Gather every line in the entries below that contains the string "legend".

Annotated region listings
-- START --

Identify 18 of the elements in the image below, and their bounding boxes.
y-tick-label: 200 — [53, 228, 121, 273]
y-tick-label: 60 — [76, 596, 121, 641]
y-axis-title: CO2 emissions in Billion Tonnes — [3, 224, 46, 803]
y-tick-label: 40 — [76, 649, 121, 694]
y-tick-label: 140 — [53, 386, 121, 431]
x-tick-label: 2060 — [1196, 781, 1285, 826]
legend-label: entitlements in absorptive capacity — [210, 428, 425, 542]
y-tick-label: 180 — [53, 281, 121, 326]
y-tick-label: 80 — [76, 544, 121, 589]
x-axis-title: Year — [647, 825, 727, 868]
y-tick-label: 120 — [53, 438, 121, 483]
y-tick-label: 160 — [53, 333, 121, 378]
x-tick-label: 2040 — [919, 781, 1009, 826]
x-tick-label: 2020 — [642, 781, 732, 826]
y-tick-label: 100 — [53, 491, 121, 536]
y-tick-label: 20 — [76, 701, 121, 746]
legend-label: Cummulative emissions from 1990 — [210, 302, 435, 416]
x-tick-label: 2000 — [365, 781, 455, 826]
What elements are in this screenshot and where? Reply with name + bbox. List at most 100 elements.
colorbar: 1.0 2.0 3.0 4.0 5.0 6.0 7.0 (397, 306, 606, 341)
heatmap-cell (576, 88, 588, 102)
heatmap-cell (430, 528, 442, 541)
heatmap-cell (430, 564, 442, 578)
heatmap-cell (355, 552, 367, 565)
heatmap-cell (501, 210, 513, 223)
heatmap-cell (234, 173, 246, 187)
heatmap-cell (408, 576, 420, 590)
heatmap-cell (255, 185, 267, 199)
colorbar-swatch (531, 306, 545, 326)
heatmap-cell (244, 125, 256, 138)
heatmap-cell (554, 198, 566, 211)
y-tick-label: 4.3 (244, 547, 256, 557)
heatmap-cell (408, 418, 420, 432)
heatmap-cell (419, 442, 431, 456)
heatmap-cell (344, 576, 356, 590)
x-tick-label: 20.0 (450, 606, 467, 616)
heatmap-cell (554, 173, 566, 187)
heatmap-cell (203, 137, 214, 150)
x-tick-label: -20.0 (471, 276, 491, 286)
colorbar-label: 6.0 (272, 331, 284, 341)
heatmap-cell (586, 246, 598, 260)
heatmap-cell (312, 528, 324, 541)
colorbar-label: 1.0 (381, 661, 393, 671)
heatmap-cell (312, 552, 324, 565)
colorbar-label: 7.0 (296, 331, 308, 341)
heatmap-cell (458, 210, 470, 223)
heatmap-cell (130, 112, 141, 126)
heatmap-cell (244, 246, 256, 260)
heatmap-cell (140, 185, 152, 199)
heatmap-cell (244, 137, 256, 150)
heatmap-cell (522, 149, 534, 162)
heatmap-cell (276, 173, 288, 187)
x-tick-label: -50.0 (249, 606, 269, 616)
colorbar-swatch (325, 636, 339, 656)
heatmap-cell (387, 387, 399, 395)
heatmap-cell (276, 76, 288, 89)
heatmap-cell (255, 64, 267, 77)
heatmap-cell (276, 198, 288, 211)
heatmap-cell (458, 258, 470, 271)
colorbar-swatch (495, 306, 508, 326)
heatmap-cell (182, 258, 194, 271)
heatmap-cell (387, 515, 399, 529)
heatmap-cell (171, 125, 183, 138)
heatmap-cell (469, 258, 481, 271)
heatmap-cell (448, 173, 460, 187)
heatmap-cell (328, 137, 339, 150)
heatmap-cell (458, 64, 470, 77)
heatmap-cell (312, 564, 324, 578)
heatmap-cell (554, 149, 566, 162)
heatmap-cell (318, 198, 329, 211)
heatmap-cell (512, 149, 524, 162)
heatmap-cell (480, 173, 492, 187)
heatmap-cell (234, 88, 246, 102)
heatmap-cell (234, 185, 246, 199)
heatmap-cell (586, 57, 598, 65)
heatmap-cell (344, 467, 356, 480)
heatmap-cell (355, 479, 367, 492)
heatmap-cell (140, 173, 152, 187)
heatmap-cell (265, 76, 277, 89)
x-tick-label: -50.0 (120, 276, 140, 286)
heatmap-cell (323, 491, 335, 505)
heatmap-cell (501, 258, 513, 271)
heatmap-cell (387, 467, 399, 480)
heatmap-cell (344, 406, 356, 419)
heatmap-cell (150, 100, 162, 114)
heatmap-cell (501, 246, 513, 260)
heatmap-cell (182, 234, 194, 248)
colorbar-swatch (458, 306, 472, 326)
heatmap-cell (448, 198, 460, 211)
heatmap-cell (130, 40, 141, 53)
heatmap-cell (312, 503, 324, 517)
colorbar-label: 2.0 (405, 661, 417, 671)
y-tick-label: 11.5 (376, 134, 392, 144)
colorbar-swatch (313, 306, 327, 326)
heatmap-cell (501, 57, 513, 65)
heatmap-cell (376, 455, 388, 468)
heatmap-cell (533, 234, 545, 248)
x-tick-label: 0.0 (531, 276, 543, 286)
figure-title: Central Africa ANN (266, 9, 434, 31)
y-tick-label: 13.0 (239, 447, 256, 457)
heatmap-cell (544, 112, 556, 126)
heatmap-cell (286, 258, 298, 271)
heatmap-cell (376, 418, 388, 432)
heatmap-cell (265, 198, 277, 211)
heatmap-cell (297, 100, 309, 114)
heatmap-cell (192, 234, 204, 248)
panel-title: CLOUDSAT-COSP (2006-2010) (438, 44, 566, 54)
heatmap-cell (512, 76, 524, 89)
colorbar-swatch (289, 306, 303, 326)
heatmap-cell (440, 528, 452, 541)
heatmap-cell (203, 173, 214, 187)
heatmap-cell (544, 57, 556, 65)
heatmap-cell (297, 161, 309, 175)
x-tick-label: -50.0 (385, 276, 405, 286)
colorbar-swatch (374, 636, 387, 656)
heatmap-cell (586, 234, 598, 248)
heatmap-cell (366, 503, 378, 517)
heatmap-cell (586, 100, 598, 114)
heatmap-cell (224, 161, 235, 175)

-- END --

Task answer
legend-label: entitlements in absorptive capacity — [210, 428, 425, 542]
legend-label: Cummulative emissions from 1990 — [210, 302, 435, 416]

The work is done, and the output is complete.